* [Aim of the task]
Each entry that follows must be output without any deviation.

--- START OF Material for the task ---

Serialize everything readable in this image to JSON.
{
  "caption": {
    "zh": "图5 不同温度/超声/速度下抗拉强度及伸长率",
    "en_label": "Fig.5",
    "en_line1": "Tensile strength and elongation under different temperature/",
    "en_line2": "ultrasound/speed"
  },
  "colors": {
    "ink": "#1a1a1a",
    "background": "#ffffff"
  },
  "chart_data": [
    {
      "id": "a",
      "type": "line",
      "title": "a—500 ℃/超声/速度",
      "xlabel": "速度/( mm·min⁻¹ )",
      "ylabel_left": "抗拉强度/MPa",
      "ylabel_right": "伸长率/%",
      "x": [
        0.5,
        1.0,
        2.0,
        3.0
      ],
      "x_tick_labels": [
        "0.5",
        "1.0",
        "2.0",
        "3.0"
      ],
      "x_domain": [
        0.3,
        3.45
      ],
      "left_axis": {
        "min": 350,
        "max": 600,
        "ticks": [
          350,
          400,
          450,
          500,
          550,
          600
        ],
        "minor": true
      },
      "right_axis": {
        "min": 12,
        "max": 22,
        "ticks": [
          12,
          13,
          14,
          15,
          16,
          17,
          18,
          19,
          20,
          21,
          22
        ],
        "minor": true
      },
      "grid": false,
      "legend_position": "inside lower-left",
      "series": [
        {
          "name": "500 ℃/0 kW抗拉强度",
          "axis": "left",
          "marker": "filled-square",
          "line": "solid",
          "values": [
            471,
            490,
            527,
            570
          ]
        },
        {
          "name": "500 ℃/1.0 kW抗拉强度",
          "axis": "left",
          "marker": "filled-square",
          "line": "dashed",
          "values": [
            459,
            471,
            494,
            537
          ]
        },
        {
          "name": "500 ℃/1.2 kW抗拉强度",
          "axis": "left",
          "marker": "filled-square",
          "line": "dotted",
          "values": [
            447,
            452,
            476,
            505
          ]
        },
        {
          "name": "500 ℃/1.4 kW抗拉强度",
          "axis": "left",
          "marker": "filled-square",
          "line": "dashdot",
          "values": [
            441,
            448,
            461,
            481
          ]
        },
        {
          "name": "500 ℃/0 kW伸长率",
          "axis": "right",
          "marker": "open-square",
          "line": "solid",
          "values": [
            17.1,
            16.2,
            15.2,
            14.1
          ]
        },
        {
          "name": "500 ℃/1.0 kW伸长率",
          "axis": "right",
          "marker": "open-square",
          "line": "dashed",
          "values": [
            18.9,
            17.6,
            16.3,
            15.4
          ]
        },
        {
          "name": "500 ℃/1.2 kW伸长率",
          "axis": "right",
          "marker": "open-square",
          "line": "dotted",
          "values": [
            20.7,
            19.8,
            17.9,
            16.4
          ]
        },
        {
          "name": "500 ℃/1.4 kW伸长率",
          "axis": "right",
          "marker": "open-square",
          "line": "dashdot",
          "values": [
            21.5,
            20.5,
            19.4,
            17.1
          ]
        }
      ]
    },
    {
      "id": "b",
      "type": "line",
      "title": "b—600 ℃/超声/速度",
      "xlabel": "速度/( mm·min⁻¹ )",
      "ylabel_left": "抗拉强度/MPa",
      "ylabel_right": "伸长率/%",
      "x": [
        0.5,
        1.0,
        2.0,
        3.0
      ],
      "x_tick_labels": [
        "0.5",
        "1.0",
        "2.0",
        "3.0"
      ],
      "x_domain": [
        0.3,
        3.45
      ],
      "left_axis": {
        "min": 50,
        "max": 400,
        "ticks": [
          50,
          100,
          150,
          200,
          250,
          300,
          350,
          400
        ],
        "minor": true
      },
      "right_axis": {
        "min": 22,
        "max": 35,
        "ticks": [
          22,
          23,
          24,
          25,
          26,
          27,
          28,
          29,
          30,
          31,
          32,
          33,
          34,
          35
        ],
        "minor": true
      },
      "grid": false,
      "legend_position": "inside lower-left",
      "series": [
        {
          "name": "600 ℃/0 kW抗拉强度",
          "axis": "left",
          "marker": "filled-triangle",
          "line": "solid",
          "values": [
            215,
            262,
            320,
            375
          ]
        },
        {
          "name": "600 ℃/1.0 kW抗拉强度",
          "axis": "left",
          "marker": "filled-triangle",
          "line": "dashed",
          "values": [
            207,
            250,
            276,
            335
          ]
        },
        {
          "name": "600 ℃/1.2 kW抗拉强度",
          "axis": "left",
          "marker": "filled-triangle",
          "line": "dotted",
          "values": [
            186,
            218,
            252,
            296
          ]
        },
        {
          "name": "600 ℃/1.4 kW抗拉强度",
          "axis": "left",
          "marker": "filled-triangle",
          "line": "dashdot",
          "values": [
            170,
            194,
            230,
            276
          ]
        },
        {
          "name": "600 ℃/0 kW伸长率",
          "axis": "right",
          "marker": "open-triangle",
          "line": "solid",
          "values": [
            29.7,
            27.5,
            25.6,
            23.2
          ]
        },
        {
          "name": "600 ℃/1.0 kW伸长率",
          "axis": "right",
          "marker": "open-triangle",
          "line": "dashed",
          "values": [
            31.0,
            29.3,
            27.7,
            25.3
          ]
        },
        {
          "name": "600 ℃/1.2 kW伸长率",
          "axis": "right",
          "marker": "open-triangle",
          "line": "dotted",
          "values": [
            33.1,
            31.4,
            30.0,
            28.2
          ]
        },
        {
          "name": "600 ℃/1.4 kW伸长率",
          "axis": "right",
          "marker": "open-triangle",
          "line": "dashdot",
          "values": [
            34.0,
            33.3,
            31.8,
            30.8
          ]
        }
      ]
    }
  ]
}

--- END OF Material for the task ---

* [Answer to the task]
Serialize everything readable in this image to JSON.
{
  "caption": {
    "zh": "图5 不同温度/超声/速度下抗拉强度及伸长率",
    "en_label": "Fig.5",
    "en_line1": "Tensile strength and elongation under different temperature/",
    "en_line2": "ultrasound/speed"
  },
  "colors": {
    "ink": "#1a1a1a",
    "background": "#ffffff"
  },
  "chart_data": [
    {
      "id": "a",
      "type": "line",
      "title": "a—500 ℃/超声/速度",
      "xlabel": "速度/( mm·min⁻¹ )",
      "ylabel_left": "抗拉强度/MPa",
      "ylabel_right": "伸长率/%",
      "x": [
        0.5,
        1.0,
        2.0,
        3.0
      ],
      "x_tick_labels": [
        "0.5",
        "1.0",
        "2.0",
        "3.0"
      ],
      "x_domain": [
        0.3,
        3.45
      ],
      "left_axis": {
        "min": 350,
        "max": 600,
        "ticks": [
          350,
          400,
          450,
          500,
          550,
          600
        ],
        "minor": true
      },
      "right_axis": {
        "min": 12,
        "max": 22,
        "ticks": [
          12,
          13,
          14,
          15,
          16,
          17,
          18,
          19,
          20,
          21,
          22
        ],
        "minor": true
      },
      "grid": false,
      "legend_position": "inside lower-left",
      "series": [
        {
          "name": "500 ℃/0 kW抗拉强度",
          "axis": "left",
          "marker": "filled-square",
          "line": "solid",
          "values": [
            471,
            490,
            527,
            570
          ]
        },
        {
          "name": "500 ℃/1.0 kW抗拉强度",
          "axis": "left",
          "marker": "filled-square",
          "line": "dashed",
          "values": [
            459,
            471,
            494,
            537
          ]
        },
        {
          "name": "500 ℃/1.2 kW抗拉强度",
          "axis": "left",
          "marker": "filled-square",
          "line": "dotted",
          "values": [
            447,
            452,
            476,
            505
          ]
        },
        {
          "name": "500 ℃/1.4 kW抗拉强度",
          "axis": "left",
          "marker": "filled-square",
          "line": "dashdot",
          "values": [
            441,
            448,
            461,
            481
          ]
        },
        {
          "name": "500 ℃/0 kW伸长率",
          "axis": "right",
          "marker": "open-square",
          "line": "solid",
          "values": [
            17.1,
            16.2,
            15.2,
            14.1
          ]
        },
        {
          "name": "500 ℃/1.0 kW伸长率",
          "axis": "right",
          "marker": "open-square",
          "line": "dashed",
          "values": [
            18.9,
            17.6,
            16.3,
            15.4
          ]
        },
        {
          "name": "500 ℃/1.2 kW伸长率",
          "axis": "right",
          "marker": "open-square",
          "line": "dotted",
          "values": [
            20.7,
            19.8,
            17.9,
            16.4
          ]
        },
        {
          "name": "500 ℃/1.4 kW伸长率",
          "axis": "right",
          "marker": "open-square",
          "line": "dashdot",
          "values": [
            21.5,
            20.5,
            19.4,
            17.1
          ]
        }
      ]
    },
    {
      "id": "b",
      "type": "line",
      "title": "b—600 ℃/超声/速度",
      "xlabel": "速度/( mm·min⁻¹ )",
      "ylabel_left": "抗拉强度/MPa",
      "ylabel_right": "伸长率/%",
      "x": [
        0.5,
        1.0,
        2.0,
        3.0
      ],
      "x_tick_labels": [
        "0.5",
        "1.0",
        "2.0",
        "3.0"
      ],
      "x_domain": [
        0.3,
        3.45
      ],
      "left_axis": {
        "min": 50,
        "max": 400,
        "ticks": [
          50,
          100,
          150,
          200,
          250,
          300,
          350,
          400
        ],
        "minor": true
      },
      "right_axis": {
        "min": 22,
        "max": 35,
        "ticks": [
          22,
          23,
          24,
          25,
          26,
          27,
          28,
          29,
          30,
          31,
          32,
          33,
          34,
          35
        ],
        "minor": true
      },
      "grid": false,
      "legend_position": "inside lower-left",
      "series": [
        {
          "name": "600 ℃/0 kW抗拉强度",
          "axis": "left",
          "marker": "filled-triangle",
          "line": "solid",
          "values": [
            215,
            262,
            320,
            375
          ]
        },
        {
          "name": "600 ℃/1.0 kW抗拉强度",
          "axis": "left",
          "marker": "filled-triangle",
          "line": "dashed",
          "values": [
            207,
            250,
            276,
            335
          ]
        },
        {
          "name": "600 ℃/1.2 kW抗拉强度",
          "axis": "left",
          "marker": "filled-triangle",
          "line": "dotted",
          "values": [
            186,
            218,
            252,
            296
          ]
        },
        {
          "name": "600 ℃/1.4 kW抗拉强度",
          "axis": "left",
          "marker": "filled-triangle",
          "line": "dashdot",
          "values": [
            170,
            194,
            230,
            276
          ]
        },
        {
          "name": "600 ℃/0 kW伸长率",
          "axis": "right",
          "marker": "open-triangle",
          "line": "solid",
          "values": [
            29.7,
            27.5,
            25.6,
            23.2
          ]
        },
        {
          "name": "600 ℃/1.0 kW伸长率",
          "axis": "right",
          "marker": "open-triangle",
          "line": "dashed",
          "values": [
            31.0,
            29.3,
            27.7,
            25.3
          ]
        },
        {
          "name": "600 ℃/1.2 kW伸长率",
          "axis": "right",
          "marker": "open-triangle",
          "line": "dotted",
          "values": [
            33.1,
            31.4,
            30.0,
            28.2
          ]
        },
        {
          "name": "600 ℃/1.4 kW伸长率",
          "axis": "right",
          "marker": "open-triangle",
          "line": "dashdot",
          "values": [
            34.0,
            33.3,
            31.8,
            30.8
          ]
        }
      ]
    }
  ]
}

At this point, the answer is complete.